→ Stated exercise
Output the full material exactly as it appears here.
-- Start Exercise material --
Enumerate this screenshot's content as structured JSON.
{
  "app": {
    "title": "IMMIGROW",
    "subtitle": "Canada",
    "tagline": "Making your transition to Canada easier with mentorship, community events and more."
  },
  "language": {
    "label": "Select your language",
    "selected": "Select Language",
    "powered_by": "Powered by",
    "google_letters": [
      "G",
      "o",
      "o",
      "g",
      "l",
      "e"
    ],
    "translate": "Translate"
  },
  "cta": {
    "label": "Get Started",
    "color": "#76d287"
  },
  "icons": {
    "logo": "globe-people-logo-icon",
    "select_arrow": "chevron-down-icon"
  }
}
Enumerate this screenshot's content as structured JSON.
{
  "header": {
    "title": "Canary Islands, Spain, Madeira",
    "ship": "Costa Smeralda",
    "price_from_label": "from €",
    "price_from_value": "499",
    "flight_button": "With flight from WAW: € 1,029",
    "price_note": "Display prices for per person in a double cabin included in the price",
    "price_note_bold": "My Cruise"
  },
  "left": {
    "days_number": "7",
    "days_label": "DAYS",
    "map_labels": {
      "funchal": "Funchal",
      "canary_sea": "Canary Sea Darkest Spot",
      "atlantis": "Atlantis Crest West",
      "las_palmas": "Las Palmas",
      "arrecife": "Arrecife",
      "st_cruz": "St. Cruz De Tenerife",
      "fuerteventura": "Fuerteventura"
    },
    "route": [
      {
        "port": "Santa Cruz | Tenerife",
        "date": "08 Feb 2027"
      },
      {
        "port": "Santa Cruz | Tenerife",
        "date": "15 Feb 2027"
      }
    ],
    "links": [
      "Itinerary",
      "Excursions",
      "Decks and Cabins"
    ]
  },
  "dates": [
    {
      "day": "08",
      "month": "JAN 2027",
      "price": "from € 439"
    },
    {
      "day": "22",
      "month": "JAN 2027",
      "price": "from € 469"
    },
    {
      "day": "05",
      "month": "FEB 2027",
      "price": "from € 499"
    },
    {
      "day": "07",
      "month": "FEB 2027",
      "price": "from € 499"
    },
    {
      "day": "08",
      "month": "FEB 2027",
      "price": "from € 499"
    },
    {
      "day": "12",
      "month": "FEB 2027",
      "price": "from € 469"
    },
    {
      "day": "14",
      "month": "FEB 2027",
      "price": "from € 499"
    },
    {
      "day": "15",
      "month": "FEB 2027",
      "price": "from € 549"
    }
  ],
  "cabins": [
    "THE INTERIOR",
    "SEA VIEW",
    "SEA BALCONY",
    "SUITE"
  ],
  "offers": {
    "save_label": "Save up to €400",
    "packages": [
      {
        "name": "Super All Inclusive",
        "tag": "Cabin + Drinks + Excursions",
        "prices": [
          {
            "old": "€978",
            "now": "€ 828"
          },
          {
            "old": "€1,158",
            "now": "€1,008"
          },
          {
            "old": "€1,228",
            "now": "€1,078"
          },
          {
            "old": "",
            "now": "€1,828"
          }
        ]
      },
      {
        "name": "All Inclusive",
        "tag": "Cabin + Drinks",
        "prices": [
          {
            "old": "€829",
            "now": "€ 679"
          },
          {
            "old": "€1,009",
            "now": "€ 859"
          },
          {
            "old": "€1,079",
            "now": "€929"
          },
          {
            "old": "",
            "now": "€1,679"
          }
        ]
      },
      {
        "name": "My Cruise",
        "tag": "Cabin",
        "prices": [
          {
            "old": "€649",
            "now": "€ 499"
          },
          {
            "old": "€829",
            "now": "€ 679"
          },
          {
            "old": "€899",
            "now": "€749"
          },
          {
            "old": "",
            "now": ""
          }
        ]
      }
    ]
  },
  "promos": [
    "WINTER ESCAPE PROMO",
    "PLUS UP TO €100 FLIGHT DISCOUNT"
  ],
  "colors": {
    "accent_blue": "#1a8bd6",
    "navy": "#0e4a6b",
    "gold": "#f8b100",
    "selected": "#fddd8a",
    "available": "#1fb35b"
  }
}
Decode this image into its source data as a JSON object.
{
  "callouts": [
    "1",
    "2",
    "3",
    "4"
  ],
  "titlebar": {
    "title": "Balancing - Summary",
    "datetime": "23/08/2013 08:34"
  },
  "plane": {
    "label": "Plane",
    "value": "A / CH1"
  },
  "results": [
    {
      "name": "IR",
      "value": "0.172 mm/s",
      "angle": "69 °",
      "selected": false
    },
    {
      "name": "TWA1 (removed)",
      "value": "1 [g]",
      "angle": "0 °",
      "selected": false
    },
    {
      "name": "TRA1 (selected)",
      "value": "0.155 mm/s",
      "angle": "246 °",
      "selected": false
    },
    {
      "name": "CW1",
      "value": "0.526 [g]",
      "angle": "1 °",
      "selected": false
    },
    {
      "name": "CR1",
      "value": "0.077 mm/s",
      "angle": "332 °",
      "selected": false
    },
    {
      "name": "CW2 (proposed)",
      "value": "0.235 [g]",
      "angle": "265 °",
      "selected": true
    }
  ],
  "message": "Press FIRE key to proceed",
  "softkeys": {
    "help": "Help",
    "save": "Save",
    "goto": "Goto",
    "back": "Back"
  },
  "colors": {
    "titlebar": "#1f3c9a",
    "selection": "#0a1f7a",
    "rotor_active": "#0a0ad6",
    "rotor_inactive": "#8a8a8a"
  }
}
-- End Exercise material --
→ Complete answer
Enumerate this screenshot's content as structured JSON.
{
  "app": {
    "title": "IMMIGROW",
    "subtitle": "Canada",
    "tagline": "Making your transition to Canada easier with mentorship, community events and more."
  },
  "language": {
    "label": "Select your language",
    "selected": "Select Language",
    "powered_by": "Powered by",
    "google_letters": [
      "G",
      "o",
      "o",
      "g",
      "l",
      "e"
    ],
    "translate": "Translate"
  },
  "cta": {
    "label": "Get Started",
    "color": "#76d287"
  },
  "icons": {
    "logo": "globe-people-logo-icon",
    "select_arrow": "chevron-down-icon"
  }
}
Enumerate this screenshot's content as structured JSON.
{
  "header": {
    "title": "Canary Islands, Spain, Madeira",
    "ship": "Costa Smeralda",
    "price_from_label": "from €",
    "price_from_value": "499",
    "flight_button": "With flight from WAW: € 1,029",
    "price_note": "Display prices for per person in a double cabin included in the price",
    "price_note_bold": "My Cruise"
  },
  "left": {
    "days_number": "7",
    "days_label": "DAYS",
    "map_labels": {
      "funchal": "Funchal",
      "canary_sea": "Canary Sea Darkest Spot",
      "atlantis": "Atlantis Crest West",
      "las_palmas": "Las Palmas",
      "arrecife": "Arrecife",
      "st_cruz": "St. Cruz De Tenerife",
      "fuerteventura": "Fuerteventura"
    },
    "route": [
      {
        "port": "Santa Cruz | Tenerife",
        "date": "08 Feb 2027"
      },
      {
        "port": "Santa Cruz | Tenerife",
        "date": "15 Feb 2027"
      }
    ],
    "links": [
      "Itinerary",
      "Excursions",
      "Decks and Cabins"
    ]
  },
  "dates": [
    {
      "day": "08",
      "month": "JAN 2027",
      "price": "from € 439"
    },
    {
      "day": "22",
      "month": "JAN 2027",
      "price": "from € 469"
    },
    {
      "day": "05",
      "month": "FEB 2027",
      "price": "from € 499"
    },
    {
      "day": "07",
      "month": "FEB 2027",
      "price": "from € 499"
    },
    {
      "day": "08",
      "month": "FEB 2027",
      "price": "from € 499"
    },
    {
      "day": "12",
      "month": "FEB 2027",
      "price": "from € 469"
    },
    {
      "day": "14",
      "month": "FEB 2027",
      "price": "from € 499"
    },
    {
      "day": "15",
      "month": "FEB 2027",
      "price": "from € 549"
    }
  ],
  "cabins": [
    "THE INTERIOR",
    "SEA VIEW",
    "SEA BALCONY",
    "SUITE"
  ],
  "offers": {
    "save_label": "Save up to €400",
    "packages": [
      {
        "name": "Super All Inclusive",
        "tag": "Cabin + Drinks + Excursions",
        "prices": [
          {
            "old": "€978",
            "now": "€ 828"
          },
          {
            "old": "€1,158",
            "now": "€1,008"
          },
          {
            "old": "€1,228",
            "now": "€1,078"
          },
          {
            "old": "",
            "now": "€1,828"
          }
        ]
      },
      {
        "name": "All Inclusive",
        "tag": "Cabin + Drinks",
        "prices": [
          {
            "old": "€829",
            "now": "€ 679"
          },
          {
            "old": "€1,009",
            "now": "€ 859"
          },
          {
            "old": "€1,079",
            "now": "€929"
          },
          {
            "old": "",
            "now": "€1,679"
          }
        ]
      },
      {
        "name": "My Cruise",
        "tag": "Cabin",
        "prices": [
          {
            "old": "€649",
            "now": "€ 499"
          },
          {
            "old": "€829",
            "now": "€ 679"
          },
          {
            "old": "€899",
            "now": "€749"
          },
          {
            "old": "",
            "now": ""
          }
        ]
      }
    ]
  },
  "promos": [
    "WINTER ESCAPE PROMO",
    "PLUS UP TO €100 FLIGHT DISCOUNT"
  ],
  "colors": {
    "accent_blue": "#1a8bd6",
    "navy": "#0e4a6b",
    "gold": "#f8b100",
    "selected": "#fddd8a",
    "available": "#1fb35b"
  }
}
Decode this image into its source data as a JSON object.
{
  "callouts": [
    "1",
    "2",
    "3",
    "4"
  ],
  "titlebar": {
    "title": "Balancing - Summary",
    "datetime": "23/08/2013 08:34"
  },
  "plane": {
    "label": "Plane",
    "value": "A / CH1"
  },
  "results": [
    {
      "name": "IR",
      "value": "0.172 mm/s",
      "angle": "69 °",
      "selected": false
    },
    {
      "name": "TWA1 (removed)",
      "value": "1 [g]",
      "angle": "0 °",
      "selected": false
    },
    {
      "name": "TRA1 (selected)",
      "value": "0.155 mm/s",
      "angle": "246 °",
      "selected": false
    },
    {
      "name": "CW1",
      "value": "0.526 [g]",
      "angle": "1 °",
      "selected": false
    },
    {
      "name": "CR1",
      "value": "0.077 mm/s",
      "angle": "332 °",
      "selected": false
    },
    {
      "name": "CW2 (proposed)",
      "value": "0.235 [g]",
      "angle": "265 °",
      "selected": true
    }
  ],
  "message": "Press FIRE key to proceed",
  "softkeys": {
    "help": "Help",
    "save": "Save",
    "goto": "Goto",
    "back": "Back"
  },
  "colors": {
    "titlebar": "#1f3c9a",
    "selection": "#0a1f7a",
    "rotor_active": "#0a0ad6",
    "rotor_inactive": "#8a8a8a"
  }
}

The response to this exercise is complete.